* **Exercise instructions**
Go over the entries below line by line, copying each one that contains the word "pressure".

+--

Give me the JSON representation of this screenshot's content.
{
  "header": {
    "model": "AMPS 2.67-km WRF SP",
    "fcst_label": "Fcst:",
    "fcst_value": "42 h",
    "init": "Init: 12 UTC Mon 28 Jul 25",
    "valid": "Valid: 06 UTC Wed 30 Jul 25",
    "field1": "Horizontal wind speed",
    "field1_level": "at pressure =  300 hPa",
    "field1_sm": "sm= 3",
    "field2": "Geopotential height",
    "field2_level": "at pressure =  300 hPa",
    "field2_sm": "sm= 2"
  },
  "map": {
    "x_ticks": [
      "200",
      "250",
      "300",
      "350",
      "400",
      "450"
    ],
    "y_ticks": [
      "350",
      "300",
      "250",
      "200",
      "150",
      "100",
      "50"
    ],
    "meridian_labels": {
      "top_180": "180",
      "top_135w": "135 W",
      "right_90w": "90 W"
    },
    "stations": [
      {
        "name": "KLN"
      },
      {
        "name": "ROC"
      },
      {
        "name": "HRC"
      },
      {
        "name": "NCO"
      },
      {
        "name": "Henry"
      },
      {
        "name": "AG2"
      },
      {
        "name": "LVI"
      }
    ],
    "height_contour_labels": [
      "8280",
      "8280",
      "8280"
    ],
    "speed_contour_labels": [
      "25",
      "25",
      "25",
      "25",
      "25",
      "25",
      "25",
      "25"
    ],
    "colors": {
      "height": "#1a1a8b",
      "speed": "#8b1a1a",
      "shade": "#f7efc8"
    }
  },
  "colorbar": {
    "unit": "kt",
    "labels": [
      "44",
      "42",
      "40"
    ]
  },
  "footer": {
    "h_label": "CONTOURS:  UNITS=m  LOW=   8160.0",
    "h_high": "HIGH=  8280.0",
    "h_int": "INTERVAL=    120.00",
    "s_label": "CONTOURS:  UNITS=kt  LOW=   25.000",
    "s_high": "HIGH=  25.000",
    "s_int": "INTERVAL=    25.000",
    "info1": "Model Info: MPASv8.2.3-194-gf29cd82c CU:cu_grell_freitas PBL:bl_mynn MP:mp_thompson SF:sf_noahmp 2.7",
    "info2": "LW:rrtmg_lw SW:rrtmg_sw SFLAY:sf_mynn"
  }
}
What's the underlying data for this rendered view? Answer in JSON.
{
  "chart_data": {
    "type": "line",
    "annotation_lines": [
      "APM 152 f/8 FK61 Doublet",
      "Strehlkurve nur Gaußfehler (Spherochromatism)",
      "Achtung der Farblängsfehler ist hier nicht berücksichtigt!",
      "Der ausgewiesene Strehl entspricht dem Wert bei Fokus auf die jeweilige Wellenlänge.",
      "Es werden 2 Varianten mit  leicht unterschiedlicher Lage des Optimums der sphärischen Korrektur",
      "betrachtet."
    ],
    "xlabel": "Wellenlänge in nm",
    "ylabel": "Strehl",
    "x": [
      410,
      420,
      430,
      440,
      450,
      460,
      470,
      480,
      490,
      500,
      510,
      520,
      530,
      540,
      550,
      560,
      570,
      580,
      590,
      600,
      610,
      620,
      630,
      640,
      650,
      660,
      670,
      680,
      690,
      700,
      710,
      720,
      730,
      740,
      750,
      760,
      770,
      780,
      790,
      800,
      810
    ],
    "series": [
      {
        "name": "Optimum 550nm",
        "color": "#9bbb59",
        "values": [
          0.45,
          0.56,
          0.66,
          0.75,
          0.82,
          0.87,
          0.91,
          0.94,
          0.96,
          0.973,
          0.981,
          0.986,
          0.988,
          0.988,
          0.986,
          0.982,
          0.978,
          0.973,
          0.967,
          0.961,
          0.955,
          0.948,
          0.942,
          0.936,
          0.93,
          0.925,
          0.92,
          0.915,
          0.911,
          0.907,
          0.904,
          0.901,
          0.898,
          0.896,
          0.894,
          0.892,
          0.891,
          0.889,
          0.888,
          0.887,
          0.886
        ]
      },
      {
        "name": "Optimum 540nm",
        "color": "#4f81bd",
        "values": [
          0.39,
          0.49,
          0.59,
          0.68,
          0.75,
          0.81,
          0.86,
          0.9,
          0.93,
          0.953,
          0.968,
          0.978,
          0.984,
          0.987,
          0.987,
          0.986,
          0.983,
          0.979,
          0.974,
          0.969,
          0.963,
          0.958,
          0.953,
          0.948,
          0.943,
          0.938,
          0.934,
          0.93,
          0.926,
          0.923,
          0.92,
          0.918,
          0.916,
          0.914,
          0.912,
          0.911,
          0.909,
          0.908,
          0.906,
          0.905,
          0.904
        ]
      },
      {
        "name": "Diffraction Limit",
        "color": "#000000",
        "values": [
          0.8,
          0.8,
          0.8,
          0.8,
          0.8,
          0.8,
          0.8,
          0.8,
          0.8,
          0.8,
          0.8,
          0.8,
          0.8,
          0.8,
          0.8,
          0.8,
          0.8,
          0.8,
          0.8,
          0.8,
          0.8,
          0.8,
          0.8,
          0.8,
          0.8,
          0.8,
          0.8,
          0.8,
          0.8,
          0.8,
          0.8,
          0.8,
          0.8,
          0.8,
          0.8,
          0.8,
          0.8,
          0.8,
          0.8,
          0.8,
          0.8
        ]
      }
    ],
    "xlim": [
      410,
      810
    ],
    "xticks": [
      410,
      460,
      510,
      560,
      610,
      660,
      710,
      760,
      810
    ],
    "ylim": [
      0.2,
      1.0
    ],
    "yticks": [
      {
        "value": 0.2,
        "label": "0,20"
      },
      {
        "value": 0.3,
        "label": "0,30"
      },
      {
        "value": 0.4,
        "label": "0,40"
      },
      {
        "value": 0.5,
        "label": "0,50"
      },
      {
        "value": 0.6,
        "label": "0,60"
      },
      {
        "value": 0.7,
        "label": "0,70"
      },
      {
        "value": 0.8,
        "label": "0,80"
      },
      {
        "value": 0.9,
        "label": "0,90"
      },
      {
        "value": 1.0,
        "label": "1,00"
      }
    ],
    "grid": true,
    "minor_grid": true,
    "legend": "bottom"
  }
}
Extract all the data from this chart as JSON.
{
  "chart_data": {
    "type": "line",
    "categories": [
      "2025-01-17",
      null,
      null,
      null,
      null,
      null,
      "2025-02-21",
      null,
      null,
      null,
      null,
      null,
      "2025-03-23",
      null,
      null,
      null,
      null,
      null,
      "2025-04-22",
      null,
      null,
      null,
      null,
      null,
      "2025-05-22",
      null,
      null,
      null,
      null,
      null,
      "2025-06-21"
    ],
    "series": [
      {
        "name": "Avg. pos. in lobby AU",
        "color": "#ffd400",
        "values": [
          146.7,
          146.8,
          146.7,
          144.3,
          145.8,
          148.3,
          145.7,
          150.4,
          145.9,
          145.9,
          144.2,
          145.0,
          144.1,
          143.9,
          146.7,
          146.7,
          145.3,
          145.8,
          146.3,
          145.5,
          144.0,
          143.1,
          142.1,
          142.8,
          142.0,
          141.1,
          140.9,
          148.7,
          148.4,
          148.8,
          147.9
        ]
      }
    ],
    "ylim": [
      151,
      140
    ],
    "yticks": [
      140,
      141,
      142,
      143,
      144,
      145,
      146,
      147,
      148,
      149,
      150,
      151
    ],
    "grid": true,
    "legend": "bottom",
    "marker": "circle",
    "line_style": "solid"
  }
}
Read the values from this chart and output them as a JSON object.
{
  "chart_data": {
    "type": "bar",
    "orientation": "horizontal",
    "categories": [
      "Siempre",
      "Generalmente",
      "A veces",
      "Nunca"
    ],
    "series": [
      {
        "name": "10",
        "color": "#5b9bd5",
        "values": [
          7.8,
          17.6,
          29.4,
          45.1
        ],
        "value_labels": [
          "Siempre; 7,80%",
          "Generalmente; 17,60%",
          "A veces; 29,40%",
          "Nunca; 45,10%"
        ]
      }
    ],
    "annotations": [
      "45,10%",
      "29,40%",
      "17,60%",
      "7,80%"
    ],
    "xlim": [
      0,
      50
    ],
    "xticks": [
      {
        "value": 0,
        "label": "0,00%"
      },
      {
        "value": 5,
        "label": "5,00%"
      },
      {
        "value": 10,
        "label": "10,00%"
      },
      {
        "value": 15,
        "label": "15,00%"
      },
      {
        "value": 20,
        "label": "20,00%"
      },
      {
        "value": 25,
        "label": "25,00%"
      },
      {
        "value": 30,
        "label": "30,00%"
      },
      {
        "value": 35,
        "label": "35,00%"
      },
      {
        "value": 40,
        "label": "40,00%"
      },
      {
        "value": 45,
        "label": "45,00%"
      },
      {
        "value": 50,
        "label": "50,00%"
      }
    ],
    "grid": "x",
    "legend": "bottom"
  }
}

+--

* **The solution**
    "field1_level": "at pressure =  300 hPa",
    "field2_level": "at pressure =  300 hPa",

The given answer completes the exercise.